__Exercise objective__: State the number of lines that contain the word "skaitinių", and add nothing else.

__Collected data entries__:
____
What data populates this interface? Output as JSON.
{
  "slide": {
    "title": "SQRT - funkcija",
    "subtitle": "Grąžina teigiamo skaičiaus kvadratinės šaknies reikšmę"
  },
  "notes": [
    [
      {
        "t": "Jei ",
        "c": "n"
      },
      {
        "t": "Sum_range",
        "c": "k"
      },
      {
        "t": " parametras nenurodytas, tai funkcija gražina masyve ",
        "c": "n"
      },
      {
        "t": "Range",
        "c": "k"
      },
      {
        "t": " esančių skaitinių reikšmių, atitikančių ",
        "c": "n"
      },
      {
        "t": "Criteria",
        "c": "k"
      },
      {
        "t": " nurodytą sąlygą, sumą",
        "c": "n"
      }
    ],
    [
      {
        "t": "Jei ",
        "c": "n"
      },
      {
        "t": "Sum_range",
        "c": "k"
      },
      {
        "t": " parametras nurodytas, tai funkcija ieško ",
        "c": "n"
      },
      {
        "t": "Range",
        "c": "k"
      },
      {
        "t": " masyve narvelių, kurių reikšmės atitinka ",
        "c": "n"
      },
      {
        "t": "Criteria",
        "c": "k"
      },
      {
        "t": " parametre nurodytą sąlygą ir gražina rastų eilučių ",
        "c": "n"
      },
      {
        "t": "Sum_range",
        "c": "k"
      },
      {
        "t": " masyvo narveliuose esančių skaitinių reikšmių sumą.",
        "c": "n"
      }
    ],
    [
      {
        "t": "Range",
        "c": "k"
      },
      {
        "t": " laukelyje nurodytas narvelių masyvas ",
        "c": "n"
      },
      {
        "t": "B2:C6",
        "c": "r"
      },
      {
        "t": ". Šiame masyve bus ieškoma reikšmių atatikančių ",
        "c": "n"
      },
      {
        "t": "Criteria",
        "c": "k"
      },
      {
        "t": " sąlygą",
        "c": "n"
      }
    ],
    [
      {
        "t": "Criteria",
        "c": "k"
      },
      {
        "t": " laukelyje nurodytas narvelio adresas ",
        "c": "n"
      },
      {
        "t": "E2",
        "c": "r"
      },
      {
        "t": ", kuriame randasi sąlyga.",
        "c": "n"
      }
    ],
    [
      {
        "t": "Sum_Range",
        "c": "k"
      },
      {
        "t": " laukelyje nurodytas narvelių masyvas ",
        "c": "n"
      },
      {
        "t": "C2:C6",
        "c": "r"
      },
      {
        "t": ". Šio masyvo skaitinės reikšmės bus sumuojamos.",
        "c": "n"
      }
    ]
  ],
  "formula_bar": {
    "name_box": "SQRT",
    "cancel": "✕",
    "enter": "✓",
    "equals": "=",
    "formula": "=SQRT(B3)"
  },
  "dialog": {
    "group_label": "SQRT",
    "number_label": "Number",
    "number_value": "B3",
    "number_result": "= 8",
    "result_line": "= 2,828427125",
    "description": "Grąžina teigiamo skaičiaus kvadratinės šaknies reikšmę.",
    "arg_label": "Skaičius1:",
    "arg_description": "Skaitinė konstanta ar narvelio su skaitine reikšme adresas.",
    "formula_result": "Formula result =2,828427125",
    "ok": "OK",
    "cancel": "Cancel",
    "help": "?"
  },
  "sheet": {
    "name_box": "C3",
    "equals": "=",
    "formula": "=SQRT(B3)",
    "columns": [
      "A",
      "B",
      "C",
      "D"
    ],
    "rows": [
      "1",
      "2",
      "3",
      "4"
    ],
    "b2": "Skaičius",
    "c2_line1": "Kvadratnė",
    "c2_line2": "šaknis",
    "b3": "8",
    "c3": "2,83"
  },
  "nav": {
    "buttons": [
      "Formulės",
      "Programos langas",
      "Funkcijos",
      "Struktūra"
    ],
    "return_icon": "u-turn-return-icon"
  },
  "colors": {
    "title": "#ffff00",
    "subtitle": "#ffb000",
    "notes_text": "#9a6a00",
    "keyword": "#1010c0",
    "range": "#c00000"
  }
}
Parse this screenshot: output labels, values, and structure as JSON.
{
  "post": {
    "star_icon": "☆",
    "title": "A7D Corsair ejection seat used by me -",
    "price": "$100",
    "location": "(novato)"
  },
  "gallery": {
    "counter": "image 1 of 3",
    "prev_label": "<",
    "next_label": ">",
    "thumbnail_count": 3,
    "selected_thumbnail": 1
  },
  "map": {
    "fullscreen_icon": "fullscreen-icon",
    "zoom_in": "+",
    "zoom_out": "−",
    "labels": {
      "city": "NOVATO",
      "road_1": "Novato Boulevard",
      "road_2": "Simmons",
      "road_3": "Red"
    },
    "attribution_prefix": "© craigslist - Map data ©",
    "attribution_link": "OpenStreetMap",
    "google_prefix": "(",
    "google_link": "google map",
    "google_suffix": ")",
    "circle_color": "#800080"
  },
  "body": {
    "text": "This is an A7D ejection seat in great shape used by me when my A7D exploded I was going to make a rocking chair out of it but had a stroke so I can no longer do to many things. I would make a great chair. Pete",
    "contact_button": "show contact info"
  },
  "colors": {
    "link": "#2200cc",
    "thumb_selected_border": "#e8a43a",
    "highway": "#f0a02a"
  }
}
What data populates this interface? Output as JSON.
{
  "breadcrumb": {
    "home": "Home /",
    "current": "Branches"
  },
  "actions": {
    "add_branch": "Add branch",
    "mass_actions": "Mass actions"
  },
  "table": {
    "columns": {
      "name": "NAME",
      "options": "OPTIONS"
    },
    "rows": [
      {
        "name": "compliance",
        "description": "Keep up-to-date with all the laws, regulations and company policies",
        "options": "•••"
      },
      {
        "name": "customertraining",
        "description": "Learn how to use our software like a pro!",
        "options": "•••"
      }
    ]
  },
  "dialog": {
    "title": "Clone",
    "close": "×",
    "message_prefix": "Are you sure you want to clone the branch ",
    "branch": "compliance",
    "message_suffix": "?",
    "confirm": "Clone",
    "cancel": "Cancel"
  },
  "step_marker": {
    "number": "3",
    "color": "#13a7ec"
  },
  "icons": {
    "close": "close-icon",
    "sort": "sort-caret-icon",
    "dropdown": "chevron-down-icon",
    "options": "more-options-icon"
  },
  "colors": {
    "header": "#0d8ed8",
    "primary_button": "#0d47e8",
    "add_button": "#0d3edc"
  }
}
____
__Result of the task__: 2